Exercise — Verbatim output of all the material below is required.

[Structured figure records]
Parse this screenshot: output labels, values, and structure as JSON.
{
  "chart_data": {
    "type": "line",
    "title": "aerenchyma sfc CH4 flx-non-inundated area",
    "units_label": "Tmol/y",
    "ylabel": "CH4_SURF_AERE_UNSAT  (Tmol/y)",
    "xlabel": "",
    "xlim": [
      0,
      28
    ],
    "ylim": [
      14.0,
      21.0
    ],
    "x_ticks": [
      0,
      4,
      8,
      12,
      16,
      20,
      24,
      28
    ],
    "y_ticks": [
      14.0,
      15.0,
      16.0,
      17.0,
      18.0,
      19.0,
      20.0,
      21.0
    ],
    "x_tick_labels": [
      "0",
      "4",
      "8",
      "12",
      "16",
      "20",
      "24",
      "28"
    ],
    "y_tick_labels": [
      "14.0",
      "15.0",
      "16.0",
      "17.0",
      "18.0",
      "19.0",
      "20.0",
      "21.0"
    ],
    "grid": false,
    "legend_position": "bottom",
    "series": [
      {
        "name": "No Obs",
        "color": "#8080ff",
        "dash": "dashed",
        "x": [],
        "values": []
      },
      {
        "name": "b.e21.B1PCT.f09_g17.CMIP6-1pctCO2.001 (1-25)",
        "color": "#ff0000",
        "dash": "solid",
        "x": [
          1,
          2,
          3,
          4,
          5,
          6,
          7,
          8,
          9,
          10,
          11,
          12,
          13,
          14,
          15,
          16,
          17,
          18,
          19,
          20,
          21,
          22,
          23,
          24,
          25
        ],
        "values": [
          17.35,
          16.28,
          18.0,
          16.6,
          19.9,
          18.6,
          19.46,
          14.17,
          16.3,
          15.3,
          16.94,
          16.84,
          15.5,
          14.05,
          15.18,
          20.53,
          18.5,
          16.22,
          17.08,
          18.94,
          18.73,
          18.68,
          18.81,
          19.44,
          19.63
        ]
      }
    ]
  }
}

Solution for this problem —
Parse this screenshot: output labels, values, and structure as JSON.
{
  "chart_data": {
    "type": "line",
    "title": "aerenchyma sfc CH4 flx-non-inundated area",
    "units_label": "Tmol/y",
    "ylabel": "CH4_SURF_AERE_UNSAT  (Tmol/y)",
    "xlabel": "",
    "xlim": [
      0,
      28
    ],
    "ylim": [
      14.0,
      21.0
    ],
    "x_ticks": [
      0,
      4,
      8,
      12,
      16,
      20,
      24,
      28
    ],
    "y_ticks": [
      14.0,
      15.0,
      16.0,
      17.0,
      18.0,
      19.0,
      20.0,
      21.0
    ],
    "x_tick_labels": [
      "0",
      "4",
      "8",
      "12",
      "16",
      "20",
      "24",
      "28"
    ],
    "y_tick_labels": [
      "14.0",
      "15.0",
      "16.0",
      "17.0",
      "18.0",
      "19.0",
      "20.0",
      "21.0"
    ],
    "grid": false,
    "legend_position": "bottom",
    "series": [
      {
        "name": "No Obs",
        "color": "#8080ff",
        "dash": "dashed",
        "x": [],
        "values": []
      },
      {
        "name": "b.e21.B1PCT.f09_g17.CMIP6-1pctCO2.001 (1-25)",
        "color": "#ff0000",
        "dash": "solid",
        "x": [
          1,
          2,
          3,
          4,
          5,
          6,
          7,
          8,
          9,
          10,
          11,
          12,
          13,
          14,
          15,
          16,
          17,
          18,
          19,
          20,
          21,
          22,
          23,
          24,
          25
        ],
        "values": [
          17.35,
          16.28,
          18.0,
          16.6,
          19.9,
          18.6,
          19.46,
          14.17,
          16.3,
          15.3,
          16.94,
          16.84,
          15.5,
          14.05,
          15.18,
          20.53,
          18.5,
          16.22,
          17.08,
          18.94,
          18.73,
          18.68,
          18.81,
          19.44,
          19.63
        ]
      }
    ]
  }
}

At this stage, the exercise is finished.